**TO DO:** Retype the line where "Transcribe this image's" appears and each line that follows it down to the last line of the records below. Leave the pictures out.

# DATA SHOWN start

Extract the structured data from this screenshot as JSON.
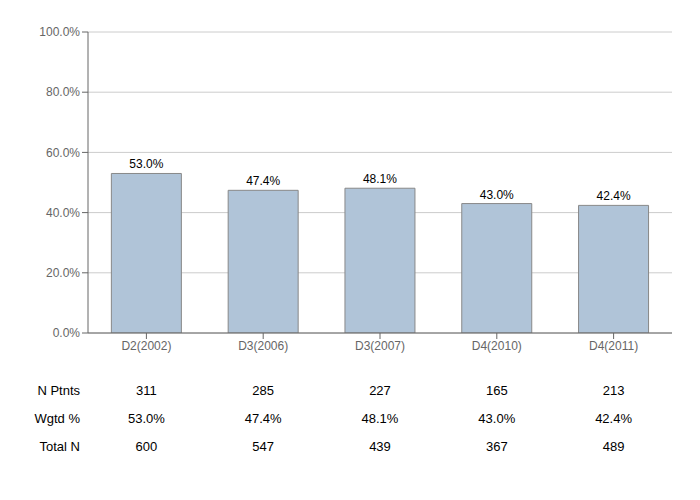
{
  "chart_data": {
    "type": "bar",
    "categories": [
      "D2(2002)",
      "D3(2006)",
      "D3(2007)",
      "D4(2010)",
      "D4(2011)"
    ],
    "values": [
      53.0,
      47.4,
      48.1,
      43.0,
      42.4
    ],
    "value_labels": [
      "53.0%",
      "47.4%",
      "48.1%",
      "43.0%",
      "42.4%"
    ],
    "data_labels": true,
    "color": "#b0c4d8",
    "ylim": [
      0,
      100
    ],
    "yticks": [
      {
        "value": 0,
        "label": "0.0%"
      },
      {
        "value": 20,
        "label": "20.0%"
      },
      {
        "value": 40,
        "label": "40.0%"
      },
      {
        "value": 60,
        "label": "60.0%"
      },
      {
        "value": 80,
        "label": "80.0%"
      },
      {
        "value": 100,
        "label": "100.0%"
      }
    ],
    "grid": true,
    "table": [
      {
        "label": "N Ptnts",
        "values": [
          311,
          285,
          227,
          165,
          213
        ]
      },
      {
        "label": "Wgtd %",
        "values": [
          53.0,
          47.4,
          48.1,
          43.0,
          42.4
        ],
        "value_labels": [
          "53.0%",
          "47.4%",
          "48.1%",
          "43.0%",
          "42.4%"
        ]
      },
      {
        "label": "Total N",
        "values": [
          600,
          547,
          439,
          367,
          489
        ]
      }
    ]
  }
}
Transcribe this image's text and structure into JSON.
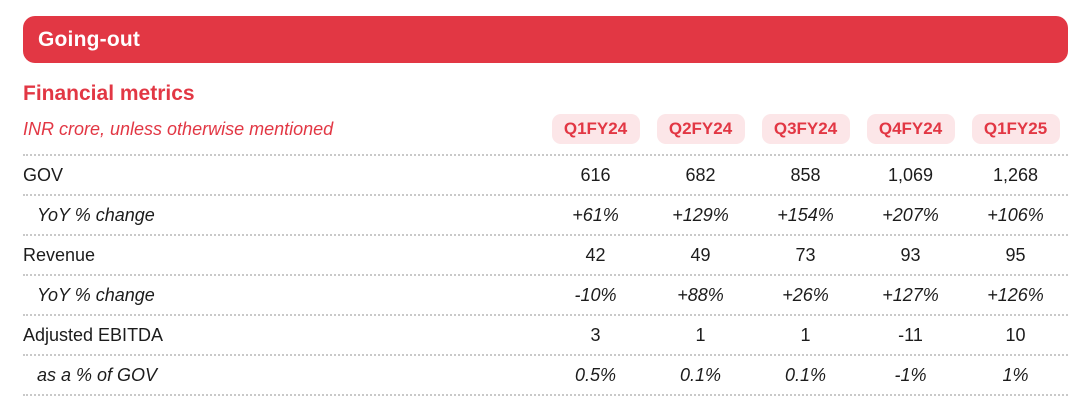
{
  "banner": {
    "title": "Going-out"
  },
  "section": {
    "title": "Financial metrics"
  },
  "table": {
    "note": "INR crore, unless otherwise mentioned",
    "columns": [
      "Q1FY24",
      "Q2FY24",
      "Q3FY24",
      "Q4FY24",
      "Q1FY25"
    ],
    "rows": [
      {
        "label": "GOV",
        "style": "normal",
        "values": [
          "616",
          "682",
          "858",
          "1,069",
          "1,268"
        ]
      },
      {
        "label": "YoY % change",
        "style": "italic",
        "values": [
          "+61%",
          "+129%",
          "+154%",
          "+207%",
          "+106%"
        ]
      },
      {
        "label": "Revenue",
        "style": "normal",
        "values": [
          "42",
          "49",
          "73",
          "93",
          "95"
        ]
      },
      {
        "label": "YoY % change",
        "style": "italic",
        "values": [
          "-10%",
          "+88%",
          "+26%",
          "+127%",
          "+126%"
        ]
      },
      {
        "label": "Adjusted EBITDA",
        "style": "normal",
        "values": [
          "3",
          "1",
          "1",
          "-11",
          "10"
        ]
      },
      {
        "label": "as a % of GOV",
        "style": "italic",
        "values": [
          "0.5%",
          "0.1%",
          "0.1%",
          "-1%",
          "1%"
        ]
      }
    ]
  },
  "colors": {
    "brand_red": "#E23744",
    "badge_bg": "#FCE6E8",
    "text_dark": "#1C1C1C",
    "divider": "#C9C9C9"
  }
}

# DATA SHOWN end

**FINAL RESULT:**
Transcribe this image's text and structure into JSON.
{
  "banner": {
    "title": "Going-out"
  },
  "section": {
    "title": "Financial metrics"
  },
  "table": {
    "note": "INR crore, unless otherwise mentioned",
    "columns": [
      "Q1FY24",
      "Q2FY24",
      "Q3FY24",
      "Q4FY24",
      "Q1FY25"
    ],
    "rows": [
      {
        "label": "GOV",
        "style": "normal",
        "values": [
          "616",
          "682",
          "858",
          "1,069",
          "1,268"
        ]
      },
      {
        "label": "YoY % change",
        "style": "italic",
        "values": [
          "+61%",
          "+129%",
          "+154%",
          "+207%",
          "+106%"
        ]
      },
      {
        "label": "Revenue",
        "style": "normal",
        "values": [
          "42",
          "49",
          "73",
          "93",
          "95"
        ]
      },
      {
        "label": "YoY % change",
        "style": "italic",
        "values": [
          "-10%",
          "+88%",
          "+26%",
          "+127%",
          "+126%"
        ]
      },
      {
        "label": "Adjusted EBITDA",
        "style": "normal",
        "values": [
          "3",
          "1",
          "1",
          "-11",
          "10"
        ]
      },
      {
        "label": "as a % of GOV",
        "style": "italic",
        "values": [
          "0.5%",
          "0.1%",
          "0.1%",
          "-1%",
          "1%"
        ]
      }
    ]
  },
  "colors": {
    "brand_red": "#E23744",
    "badge_bg": "#FCE6E8",
    "text_dark": "#1C1C1C",
    "divider": "#C9C9C9"
  }
}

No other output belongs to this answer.